■ **SUPPLIED INFORMATION**:
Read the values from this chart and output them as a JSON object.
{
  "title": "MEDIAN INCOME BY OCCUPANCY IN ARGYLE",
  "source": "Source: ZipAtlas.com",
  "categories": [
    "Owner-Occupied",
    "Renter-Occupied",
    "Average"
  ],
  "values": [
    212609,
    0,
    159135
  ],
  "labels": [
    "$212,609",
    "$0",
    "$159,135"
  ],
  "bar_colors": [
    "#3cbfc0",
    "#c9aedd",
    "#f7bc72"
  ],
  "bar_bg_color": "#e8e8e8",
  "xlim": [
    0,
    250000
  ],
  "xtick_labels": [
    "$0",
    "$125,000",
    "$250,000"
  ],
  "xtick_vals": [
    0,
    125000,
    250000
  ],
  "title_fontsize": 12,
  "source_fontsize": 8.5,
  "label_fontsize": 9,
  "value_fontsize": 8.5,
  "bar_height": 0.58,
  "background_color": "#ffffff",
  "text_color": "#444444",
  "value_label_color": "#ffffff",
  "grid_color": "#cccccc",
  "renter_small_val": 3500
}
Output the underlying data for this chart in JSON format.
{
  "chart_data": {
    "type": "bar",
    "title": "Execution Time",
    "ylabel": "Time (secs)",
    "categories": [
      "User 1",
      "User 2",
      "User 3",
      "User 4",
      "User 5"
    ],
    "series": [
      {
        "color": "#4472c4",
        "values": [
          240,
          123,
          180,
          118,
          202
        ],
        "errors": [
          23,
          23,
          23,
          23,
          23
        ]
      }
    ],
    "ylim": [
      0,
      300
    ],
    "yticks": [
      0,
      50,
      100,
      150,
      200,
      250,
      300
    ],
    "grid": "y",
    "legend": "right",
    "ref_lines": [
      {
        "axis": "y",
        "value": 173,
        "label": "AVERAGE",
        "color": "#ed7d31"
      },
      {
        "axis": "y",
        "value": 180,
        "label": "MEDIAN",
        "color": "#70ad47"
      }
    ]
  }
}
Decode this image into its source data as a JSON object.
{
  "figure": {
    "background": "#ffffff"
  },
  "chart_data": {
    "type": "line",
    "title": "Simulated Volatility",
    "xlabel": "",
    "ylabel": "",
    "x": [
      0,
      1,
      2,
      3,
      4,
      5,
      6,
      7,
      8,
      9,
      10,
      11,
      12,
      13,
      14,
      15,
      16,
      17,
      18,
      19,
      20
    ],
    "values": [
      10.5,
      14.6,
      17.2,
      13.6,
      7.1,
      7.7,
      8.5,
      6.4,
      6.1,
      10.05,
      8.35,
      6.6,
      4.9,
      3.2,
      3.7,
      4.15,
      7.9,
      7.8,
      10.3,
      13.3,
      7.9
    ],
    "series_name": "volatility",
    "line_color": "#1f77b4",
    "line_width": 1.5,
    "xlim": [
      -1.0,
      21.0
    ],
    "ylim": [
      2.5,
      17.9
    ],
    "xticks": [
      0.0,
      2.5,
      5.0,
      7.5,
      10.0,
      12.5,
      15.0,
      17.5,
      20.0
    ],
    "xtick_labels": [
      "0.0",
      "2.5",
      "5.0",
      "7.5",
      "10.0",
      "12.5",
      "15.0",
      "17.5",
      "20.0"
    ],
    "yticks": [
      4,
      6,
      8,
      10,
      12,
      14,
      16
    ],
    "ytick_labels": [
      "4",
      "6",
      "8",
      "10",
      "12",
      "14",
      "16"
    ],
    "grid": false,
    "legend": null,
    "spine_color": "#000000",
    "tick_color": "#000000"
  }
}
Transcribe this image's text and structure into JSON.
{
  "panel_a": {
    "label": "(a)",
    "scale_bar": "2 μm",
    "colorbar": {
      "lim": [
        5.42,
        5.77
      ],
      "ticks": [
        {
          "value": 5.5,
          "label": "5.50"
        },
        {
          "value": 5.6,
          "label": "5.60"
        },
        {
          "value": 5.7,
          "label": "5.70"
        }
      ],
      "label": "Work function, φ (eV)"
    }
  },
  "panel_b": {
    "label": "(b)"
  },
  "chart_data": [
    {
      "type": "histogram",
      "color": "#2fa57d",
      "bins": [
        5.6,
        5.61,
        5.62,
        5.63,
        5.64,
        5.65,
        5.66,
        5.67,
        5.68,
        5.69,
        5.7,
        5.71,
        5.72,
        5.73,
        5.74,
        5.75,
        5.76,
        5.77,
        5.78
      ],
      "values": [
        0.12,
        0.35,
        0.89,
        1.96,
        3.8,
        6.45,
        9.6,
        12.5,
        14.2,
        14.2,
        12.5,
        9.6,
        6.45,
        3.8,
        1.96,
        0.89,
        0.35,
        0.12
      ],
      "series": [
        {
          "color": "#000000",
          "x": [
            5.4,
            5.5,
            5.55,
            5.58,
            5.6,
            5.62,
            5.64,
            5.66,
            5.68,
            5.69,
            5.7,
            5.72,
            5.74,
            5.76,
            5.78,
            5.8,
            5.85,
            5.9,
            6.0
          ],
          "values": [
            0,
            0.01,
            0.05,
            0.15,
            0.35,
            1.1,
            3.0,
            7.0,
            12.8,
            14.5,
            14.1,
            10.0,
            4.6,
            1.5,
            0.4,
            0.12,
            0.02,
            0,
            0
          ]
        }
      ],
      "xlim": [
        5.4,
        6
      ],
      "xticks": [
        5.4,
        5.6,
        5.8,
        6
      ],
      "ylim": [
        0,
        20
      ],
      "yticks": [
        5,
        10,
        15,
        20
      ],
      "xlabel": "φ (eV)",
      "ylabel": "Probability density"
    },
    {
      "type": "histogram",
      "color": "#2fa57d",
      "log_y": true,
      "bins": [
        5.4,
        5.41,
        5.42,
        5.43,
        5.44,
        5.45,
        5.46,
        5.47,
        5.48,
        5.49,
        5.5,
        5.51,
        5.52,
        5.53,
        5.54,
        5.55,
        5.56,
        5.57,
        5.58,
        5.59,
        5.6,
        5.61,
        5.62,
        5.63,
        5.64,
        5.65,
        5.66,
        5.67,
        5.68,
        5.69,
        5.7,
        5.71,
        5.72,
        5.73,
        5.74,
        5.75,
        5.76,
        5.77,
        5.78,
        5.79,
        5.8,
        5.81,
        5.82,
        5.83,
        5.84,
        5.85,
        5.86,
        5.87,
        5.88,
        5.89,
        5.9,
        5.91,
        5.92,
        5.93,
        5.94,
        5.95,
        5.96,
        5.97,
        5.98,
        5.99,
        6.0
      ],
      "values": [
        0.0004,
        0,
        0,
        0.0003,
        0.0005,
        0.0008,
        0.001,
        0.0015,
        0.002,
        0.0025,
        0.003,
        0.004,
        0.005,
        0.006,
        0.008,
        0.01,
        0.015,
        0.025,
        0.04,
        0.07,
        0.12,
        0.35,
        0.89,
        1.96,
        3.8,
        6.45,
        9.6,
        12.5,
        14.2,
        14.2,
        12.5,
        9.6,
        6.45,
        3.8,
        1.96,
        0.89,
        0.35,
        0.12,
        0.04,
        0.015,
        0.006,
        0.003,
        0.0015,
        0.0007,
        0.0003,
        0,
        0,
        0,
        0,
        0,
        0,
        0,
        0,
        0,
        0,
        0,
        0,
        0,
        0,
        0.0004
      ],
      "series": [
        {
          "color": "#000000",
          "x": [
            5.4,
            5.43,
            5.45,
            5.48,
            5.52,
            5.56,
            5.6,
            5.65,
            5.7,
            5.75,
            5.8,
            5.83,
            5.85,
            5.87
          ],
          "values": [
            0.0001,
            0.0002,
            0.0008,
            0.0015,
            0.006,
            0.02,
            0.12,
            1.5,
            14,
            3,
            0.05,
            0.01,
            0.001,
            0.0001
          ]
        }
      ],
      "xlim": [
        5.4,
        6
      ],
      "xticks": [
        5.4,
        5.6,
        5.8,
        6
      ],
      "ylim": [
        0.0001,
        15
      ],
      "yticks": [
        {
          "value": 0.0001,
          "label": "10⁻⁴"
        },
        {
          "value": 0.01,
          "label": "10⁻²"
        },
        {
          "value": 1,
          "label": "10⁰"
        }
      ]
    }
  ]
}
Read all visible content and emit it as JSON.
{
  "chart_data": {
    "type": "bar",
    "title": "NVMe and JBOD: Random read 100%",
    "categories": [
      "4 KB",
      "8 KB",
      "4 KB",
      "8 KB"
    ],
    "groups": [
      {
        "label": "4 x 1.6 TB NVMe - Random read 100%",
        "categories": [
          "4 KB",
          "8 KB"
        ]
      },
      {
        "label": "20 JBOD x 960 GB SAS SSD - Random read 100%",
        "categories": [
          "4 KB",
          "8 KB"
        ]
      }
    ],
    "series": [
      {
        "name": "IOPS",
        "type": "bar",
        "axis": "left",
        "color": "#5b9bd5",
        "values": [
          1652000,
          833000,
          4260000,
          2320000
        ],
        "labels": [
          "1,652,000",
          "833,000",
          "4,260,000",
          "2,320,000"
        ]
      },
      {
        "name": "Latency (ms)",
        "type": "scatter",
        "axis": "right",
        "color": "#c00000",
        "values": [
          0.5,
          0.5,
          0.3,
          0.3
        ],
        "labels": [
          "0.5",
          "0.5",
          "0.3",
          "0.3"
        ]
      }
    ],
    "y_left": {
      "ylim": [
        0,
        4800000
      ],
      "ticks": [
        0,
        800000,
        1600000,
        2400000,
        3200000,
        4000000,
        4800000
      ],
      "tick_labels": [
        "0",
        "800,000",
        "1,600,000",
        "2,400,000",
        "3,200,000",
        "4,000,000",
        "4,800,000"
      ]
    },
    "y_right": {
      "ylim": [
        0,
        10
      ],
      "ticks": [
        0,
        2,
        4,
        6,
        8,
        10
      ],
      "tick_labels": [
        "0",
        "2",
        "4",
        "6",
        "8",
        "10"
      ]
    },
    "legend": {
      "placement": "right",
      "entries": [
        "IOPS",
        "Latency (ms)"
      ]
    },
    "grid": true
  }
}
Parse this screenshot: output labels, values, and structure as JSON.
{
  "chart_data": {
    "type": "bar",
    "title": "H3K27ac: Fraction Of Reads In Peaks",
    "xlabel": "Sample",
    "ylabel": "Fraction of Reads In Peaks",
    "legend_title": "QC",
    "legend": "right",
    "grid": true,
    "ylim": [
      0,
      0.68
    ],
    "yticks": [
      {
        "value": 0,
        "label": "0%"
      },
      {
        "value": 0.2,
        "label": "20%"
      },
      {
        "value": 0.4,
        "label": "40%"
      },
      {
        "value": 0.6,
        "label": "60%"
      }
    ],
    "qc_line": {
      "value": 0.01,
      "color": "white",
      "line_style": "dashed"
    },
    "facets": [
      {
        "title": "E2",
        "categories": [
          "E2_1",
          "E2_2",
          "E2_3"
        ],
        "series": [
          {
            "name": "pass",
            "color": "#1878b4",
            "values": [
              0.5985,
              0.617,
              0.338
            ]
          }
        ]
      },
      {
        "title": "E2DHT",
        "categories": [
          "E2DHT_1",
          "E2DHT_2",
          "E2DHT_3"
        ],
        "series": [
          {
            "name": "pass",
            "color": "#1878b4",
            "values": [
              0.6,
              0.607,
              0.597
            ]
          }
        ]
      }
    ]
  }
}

■ **PROBLEM TO SOLVE**:
Copy every line of the entries above in which "structure" occurs.

■ **FULL SOLUTION**:
Transcribe this image's text and structure into JSON.
Parse this screenshot: output labels, values, and structure as JSON.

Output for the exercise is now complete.